[START DATA FOR THIS TASK]
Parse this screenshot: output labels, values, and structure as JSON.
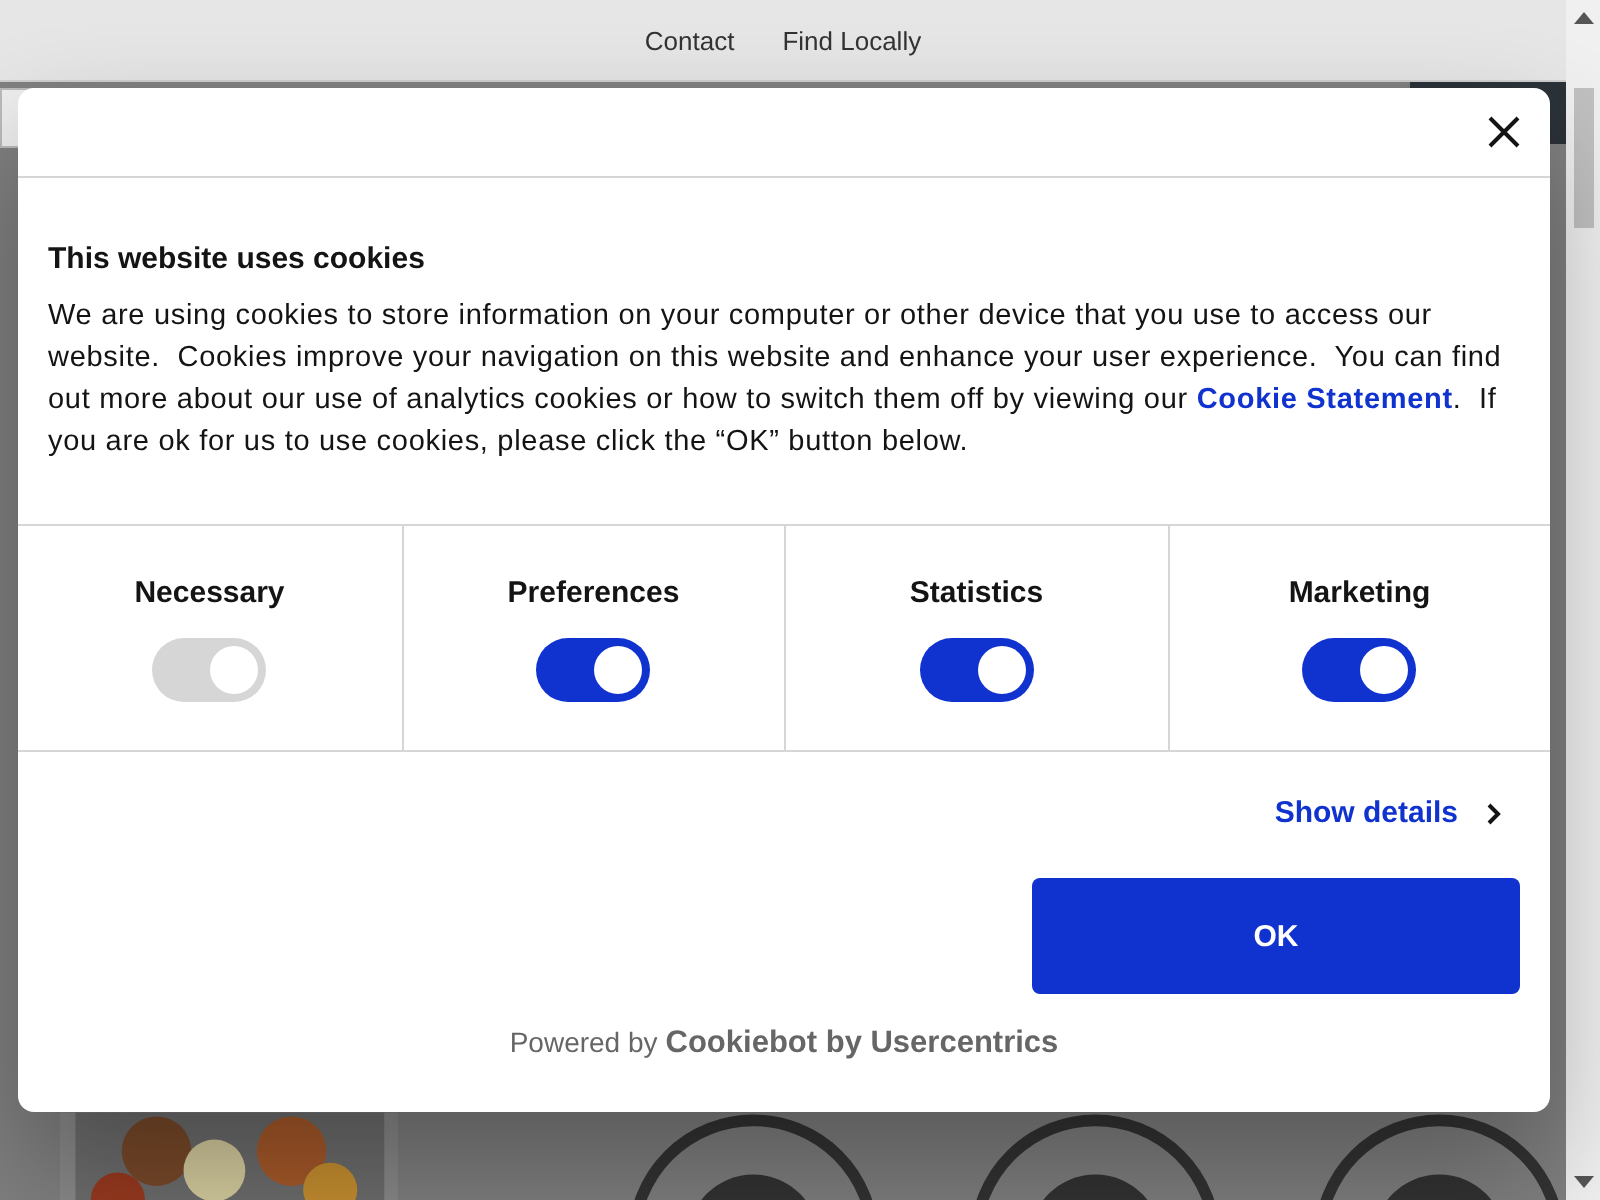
{
  "nav": {
    "links": [
      "Contact",
      "Find Locally"
    ]
  },
  "dialog": {
    "title": "This website uses cookies",
    "body": [
      {
        "kind": "text",
        "text": "We are using cookies to store information on your computer or other device that you use to access our website.  Cookies improve your navigation on this website and enhance your user experience.  You can find out more about our use of analytics cookies or how to switch them off by viewing our "
      },
      {
        "kind": "link",
        "text": "Cookie Statement"
      },
      {
        "kind": "text",
        "text": ".  If you are ok for us to use cookies, please click the “OK” button below."
      }
    ],
    "categories": [
      {
        "label": "Necessary",
        "checked": true,
        "disabled": true
      },
      {
        "label": "Preferences",
        "checked": true,
        "disabled": false
      },
      {
        "label": "Statistics",
        "checked": true,
        "disabled": false
      },
      {
        "label": "Marketing",
        "checked": true,
        "disabled": false
      }
    ],
    "details_link": "Show details",
    "ok_button": "OK",
    "powered_by": "Powered by",
    "brand": "Cookiebot by Usercentrics"
  }
}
[END DATA FOR THIS TASK]
## INSTRUCTION
All of the data above should be transcribed verbatim, with pictures omitted.

## RESULT
Parse this screenshot: output labels, values, and structure as JSON.
{
  "nav": {
    "links": [
      "Contact",
      "Find Locally"
    ]
  },
  "dialog": {
    "title": "This website uses cookies",
    "body": [
      {
        "kind": "text",
        "text": "We are using cookies to store information on your computer or other device that you use to access our website.  Cookies improve your navigation on this website and enhance your user experience.  You can find out more about our use of analytics cookies or how to switch them off by viewing our "
      },
      {
        "kind": "link",
        "text": "Cookie Statement"
      },
      {
        "kind": "text",
        "text": ".  If you are ok for us to use cookies, please click the “OK” button below."
      }
    ],
    "categories": [
      {
        "label": "Necessary",
        "checked": true,
        "disabled": true
      },
      {
        "label": "Preferences",
        "checked": true,
        "disabled": false
      },
      {
        "label": "Statistics",
        "checked": true,
        "disabled": false
      },
      {
        "label": "Marketing",
        "checked": true,
        "disabled": false
      }
    ],
    "details_link": "Show details",
    "ok_button": "OK",
    "powered_by": "Powered by",
    "brand": "Cookiebot by Usercentrics"
  }
}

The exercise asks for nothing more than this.